Copy out each line of the material in which the word "Διαχείριση" appears.

-- The input --

---*---

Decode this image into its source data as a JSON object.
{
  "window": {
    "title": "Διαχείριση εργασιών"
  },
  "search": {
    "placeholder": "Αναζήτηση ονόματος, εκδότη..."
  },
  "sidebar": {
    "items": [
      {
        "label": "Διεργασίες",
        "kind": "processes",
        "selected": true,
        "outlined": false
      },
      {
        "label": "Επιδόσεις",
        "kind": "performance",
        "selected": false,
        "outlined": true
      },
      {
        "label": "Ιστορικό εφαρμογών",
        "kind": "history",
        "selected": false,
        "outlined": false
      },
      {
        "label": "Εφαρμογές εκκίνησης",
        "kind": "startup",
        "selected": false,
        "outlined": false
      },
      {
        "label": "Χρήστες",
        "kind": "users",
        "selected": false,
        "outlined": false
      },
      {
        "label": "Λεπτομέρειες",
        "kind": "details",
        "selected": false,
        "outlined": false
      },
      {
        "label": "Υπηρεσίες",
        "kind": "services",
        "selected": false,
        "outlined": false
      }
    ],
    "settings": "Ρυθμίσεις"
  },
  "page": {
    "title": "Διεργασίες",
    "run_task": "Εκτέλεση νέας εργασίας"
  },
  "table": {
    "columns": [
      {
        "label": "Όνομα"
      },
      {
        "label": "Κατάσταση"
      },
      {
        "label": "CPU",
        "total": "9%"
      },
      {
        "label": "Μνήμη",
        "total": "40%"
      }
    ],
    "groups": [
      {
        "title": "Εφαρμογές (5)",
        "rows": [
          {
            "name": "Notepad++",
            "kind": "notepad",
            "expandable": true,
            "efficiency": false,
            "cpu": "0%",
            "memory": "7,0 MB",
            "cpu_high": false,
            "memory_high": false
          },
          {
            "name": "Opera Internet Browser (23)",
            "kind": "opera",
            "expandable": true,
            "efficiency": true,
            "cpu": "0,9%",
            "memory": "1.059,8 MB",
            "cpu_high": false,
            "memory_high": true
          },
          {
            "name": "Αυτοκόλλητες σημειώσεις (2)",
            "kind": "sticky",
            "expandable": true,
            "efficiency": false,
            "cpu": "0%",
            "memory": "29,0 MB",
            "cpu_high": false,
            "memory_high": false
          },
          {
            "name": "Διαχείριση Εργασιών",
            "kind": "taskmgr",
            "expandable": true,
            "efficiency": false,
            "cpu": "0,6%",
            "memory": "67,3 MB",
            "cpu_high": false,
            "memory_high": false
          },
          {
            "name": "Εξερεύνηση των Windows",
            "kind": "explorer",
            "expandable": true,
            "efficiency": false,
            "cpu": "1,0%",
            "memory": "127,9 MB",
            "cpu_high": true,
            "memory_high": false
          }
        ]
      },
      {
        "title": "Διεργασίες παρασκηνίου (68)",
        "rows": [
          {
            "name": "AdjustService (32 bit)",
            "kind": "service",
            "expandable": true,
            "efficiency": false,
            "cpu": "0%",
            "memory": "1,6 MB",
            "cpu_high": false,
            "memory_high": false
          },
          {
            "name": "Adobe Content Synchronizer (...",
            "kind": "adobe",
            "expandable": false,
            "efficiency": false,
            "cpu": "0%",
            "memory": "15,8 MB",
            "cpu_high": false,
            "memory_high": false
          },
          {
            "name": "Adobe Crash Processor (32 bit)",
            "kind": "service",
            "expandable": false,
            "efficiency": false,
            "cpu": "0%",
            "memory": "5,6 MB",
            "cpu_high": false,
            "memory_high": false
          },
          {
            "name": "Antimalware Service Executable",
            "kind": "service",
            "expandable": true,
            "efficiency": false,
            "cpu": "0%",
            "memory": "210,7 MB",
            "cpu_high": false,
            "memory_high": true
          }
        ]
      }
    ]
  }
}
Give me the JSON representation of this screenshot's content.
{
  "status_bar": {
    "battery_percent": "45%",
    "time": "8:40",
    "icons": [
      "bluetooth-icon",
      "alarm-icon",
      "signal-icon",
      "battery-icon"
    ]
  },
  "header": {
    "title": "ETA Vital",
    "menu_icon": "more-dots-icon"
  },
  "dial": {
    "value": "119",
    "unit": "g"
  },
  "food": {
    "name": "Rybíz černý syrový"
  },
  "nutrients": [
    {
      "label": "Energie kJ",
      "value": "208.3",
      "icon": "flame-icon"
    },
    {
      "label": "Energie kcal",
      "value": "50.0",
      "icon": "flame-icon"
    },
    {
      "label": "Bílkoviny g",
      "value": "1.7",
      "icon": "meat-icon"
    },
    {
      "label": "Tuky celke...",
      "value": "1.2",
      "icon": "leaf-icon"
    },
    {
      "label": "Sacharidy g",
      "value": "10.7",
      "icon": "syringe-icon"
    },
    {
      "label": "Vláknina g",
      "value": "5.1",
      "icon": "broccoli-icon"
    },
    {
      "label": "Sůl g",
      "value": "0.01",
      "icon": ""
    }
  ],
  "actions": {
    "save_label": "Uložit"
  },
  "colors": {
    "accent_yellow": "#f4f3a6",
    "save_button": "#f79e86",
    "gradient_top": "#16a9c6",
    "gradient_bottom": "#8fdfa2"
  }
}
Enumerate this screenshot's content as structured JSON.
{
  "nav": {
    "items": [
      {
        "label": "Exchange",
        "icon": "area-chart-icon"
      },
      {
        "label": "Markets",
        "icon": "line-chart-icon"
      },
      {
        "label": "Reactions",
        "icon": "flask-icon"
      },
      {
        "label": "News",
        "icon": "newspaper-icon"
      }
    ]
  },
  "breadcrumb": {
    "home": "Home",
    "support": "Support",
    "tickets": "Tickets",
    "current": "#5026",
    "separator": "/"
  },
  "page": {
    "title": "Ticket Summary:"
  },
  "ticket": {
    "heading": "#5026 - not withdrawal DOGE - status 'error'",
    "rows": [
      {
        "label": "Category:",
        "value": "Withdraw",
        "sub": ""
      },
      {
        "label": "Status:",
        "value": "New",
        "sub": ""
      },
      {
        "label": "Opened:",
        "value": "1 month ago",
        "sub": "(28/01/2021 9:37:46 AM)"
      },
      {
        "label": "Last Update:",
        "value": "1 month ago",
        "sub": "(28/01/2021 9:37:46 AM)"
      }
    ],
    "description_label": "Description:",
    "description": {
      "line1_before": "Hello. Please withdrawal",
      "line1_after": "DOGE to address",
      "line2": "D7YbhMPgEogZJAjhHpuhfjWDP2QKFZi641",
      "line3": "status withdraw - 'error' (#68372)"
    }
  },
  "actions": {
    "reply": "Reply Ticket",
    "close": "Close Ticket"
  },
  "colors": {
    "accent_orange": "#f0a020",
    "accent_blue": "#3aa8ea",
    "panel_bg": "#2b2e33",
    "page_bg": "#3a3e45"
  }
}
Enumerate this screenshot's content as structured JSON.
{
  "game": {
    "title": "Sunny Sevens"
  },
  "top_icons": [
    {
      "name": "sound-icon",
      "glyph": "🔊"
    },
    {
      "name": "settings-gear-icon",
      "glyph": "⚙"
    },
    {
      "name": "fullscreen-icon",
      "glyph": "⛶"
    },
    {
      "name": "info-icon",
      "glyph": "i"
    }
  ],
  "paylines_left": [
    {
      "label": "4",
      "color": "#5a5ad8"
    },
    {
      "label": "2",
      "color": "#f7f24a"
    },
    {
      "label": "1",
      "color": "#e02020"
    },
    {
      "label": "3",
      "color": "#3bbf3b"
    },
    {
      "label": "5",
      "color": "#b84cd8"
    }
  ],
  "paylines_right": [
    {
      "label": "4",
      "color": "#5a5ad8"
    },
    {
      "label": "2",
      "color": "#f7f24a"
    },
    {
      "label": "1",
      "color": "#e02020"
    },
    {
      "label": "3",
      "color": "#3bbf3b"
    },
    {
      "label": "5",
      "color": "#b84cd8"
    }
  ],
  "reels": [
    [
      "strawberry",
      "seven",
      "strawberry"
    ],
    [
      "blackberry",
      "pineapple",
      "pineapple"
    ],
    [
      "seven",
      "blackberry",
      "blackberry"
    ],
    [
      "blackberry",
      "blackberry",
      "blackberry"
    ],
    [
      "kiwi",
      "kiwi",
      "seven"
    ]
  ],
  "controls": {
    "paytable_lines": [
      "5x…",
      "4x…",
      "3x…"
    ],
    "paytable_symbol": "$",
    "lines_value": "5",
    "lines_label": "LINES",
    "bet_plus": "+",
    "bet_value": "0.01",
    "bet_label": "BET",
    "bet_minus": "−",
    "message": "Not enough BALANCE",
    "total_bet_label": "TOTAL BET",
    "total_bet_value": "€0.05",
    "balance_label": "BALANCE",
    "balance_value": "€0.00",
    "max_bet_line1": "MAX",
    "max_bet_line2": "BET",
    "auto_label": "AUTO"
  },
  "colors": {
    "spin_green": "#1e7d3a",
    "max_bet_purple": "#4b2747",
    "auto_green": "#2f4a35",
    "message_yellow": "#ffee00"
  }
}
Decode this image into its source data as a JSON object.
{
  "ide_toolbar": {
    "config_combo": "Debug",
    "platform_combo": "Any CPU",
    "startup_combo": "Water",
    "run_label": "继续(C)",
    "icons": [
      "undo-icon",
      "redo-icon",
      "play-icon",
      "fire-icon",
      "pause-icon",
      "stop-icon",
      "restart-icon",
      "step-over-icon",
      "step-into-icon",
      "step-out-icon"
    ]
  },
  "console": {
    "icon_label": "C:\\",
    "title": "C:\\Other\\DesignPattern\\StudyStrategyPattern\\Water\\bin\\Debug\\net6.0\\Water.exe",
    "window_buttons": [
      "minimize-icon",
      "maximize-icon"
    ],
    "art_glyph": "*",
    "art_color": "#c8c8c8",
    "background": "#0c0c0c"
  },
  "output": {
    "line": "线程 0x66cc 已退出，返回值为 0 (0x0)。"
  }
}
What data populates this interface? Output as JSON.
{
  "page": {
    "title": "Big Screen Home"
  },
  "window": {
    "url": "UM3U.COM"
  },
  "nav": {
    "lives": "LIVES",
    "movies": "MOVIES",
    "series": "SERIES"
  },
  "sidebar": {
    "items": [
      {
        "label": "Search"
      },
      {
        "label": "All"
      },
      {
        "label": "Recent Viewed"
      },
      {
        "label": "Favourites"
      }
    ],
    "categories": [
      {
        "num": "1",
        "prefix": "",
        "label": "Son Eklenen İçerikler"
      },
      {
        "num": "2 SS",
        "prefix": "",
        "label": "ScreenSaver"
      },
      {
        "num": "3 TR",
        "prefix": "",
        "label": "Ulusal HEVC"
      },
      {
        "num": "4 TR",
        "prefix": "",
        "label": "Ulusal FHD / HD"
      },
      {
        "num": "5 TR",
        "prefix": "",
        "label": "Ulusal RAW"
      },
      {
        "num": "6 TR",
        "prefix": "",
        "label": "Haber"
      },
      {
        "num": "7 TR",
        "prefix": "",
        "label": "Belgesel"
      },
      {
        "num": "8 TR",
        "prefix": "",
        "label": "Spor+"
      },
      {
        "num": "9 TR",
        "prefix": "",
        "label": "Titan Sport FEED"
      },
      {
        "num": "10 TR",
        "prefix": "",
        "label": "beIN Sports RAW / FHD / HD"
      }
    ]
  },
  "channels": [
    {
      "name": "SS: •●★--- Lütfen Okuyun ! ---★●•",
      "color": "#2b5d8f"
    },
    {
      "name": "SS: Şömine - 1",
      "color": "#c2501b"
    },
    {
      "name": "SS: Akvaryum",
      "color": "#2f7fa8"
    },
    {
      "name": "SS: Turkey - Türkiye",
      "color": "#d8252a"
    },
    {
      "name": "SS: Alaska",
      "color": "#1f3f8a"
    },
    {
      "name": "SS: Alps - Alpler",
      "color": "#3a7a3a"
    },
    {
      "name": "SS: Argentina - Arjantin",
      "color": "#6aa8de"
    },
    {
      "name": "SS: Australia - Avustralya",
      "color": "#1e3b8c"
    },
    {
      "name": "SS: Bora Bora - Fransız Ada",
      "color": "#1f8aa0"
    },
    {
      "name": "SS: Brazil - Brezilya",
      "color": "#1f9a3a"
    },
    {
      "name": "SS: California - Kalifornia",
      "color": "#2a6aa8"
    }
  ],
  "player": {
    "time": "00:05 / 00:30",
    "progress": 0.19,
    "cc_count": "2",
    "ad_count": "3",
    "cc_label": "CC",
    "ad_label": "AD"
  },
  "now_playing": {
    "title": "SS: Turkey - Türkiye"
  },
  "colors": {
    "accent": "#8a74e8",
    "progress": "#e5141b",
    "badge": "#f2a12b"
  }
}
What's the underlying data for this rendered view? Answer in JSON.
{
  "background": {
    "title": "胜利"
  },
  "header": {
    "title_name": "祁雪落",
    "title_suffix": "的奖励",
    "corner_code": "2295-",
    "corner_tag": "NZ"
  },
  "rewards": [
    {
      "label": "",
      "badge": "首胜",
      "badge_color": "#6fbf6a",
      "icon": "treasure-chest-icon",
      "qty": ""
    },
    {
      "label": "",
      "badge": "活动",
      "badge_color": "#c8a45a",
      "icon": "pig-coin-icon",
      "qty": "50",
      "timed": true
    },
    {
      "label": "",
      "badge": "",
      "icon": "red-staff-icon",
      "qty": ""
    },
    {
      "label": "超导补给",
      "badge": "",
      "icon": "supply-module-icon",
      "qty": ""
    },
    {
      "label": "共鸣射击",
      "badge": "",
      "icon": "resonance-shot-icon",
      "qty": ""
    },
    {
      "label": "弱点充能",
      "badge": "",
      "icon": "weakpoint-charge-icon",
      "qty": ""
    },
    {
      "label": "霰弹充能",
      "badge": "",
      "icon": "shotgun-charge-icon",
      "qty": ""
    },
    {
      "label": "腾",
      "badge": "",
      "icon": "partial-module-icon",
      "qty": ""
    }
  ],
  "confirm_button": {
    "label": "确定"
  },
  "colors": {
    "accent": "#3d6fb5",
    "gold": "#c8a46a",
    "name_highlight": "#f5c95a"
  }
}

---*---

-- Solution for this problem --
    "title": "Διαχείριση εργασιών"
            "name": "Διαχείριση Εργασιών",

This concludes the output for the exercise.